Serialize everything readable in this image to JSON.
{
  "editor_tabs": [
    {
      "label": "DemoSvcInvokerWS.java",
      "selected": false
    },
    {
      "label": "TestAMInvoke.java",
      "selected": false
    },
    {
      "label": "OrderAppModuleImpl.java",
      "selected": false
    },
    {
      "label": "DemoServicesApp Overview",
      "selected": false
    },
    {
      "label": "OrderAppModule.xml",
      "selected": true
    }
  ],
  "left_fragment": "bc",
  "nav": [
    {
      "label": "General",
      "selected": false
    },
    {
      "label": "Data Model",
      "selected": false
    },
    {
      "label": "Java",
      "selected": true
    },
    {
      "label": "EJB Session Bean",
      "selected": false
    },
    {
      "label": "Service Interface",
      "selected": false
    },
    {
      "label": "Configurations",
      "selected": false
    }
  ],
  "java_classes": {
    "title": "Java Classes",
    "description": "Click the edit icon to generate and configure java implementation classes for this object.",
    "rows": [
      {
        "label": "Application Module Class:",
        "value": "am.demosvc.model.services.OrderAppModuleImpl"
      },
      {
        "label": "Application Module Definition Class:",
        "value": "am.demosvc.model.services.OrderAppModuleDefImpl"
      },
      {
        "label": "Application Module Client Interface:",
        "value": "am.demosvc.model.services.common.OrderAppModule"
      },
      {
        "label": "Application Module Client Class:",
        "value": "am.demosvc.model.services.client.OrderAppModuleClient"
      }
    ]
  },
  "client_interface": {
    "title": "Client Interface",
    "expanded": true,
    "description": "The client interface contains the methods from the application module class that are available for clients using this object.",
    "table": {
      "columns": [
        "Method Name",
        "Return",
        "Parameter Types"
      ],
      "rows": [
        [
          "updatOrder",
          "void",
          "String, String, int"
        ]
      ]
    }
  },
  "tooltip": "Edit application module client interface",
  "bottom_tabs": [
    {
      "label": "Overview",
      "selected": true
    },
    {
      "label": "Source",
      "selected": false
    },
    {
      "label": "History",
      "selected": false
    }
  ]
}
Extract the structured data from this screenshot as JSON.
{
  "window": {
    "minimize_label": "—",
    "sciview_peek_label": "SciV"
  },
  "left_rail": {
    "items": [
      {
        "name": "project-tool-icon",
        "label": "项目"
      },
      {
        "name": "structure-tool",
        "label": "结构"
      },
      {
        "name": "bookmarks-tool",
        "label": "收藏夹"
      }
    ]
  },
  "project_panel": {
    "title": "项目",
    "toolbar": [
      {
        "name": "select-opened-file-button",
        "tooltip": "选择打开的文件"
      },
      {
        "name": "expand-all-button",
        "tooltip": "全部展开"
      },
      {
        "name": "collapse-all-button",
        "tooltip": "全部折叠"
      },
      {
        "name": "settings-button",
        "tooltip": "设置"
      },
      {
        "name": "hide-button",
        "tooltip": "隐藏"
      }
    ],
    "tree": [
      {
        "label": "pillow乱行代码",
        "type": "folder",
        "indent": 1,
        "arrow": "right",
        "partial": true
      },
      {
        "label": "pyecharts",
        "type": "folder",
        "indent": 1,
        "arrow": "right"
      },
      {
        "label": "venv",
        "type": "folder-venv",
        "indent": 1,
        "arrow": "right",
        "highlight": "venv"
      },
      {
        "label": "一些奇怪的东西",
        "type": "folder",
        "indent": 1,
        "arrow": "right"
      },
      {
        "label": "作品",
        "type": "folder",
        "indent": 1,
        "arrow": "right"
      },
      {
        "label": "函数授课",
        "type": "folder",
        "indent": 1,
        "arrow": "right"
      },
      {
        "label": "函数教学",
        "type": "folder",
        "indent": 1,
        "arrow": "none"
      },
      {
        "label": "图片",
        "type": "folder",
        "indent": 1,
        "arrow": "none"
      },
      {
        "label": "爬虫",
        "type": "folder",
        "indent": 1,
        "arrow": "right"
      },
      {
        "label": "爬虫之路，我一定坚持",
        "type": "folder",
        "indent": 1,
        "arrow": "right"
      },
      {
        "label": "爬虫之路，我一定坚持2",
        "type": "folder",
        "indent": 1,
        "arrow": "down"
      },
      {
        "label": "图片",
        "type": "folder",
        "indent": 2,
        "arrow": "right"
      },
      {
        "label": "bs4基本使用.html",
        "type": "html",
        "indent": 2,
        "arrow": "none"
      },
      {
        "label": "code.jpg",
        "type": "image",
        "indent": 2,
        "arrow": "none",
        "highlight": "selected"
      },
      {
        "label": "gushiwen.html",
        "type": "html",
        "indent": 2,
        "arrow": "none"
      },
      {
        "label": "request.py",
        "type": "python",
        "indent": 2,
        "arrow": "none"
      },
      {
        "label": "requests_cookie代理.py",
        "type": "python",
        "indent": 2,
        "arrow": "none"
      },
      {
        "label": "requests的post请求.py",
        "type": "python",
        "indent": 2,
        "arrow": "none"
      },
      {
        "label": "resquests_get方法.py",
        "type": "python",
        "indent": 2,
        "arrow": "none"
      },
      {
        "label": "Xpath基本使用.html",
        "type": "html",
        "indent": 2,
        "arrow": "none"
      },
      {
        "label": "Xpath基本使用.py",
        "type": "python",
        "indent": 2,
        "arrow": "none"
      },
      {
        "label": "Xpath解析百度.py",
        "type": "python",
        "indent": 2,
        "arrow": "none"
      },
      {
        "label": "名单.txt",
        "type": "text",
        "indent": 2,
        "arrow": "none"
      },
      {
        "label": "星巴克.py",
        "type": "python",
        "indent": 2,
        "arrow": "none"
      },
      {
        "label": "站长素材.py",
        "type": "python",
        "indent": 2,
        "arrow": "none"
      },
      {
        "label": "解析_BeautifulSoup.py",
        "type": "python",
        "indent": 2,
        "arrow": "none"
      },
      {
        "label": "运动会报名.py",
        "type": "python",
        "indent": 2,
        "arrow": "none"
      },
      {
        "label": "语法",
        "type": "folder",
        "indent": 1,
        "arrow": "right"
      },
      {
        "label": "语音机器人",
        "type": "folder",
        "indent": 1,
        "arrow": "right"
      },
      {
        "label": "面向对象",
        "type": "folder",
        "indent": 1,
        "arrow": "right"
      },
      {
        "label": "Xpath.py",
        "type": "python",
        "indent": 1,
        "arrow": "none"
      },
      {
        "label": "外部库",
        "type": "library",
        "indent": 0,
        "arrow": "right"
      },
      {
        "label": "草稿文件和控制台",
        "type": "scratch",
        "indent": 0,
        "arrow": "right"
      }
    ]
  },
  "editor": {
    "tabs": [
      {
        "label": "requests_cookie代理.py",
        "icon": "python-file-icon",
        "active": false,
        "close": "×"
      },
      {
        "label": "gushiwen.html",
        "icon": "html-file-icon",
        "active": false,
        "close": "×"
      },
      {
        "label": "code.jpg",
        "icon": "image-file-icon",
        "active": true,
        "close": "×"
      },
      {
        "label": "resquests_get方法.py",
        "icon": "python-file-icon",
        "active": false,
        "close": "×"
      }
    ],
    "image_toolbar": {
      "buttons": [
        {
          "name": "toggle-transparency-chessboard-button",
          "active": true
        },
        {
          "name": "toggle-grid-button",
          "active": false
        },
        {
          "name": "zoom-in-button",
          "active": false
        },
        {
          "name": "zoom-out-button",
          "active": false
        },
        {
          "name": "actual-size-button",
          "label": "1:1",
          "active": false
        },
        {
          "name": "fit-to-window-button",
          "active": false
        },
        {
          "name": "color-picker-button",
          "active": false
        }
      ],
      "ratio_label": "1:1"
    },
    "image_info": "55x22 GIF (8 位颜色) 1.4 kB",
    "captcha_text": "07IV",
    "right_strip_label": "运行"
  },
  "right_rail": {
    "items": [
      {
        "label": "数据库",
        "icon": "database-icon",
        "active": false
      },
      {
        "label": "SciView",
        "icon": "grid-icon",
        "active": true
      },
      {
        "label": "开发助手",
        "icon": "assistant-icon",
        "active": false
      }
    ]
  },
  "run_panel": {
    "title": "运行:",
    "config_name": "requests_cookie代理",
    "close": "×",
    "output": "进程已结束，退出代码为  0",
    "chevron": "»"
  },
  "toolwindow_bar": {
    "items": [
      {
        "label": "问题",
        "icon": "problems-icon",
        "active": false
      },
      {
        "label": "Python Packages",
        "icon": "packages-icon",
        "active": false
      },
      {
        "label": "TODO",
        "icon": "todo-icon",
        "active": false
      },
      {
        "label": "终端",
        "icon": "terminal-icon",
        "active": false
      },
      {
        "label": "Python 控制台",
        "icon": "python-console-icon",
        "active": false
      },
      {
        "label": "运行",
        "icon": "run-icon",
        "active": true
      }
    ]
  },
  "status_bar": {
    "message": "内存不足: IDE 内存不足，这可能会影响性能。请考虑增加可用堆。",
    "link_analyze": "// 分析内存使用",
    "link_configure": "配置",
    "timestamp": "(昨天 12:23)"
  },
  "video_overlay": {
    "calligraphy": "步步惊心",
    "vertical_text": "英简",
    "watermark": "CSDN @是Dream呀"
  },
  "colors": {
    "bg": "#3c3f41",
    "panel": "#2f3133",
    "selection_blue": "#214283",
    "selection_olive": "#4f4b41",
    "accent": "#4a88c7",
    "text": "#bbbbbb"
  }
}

> [To do] Lines containing the word "highlight" are to be tallied; report only the total.

> [Solution] 2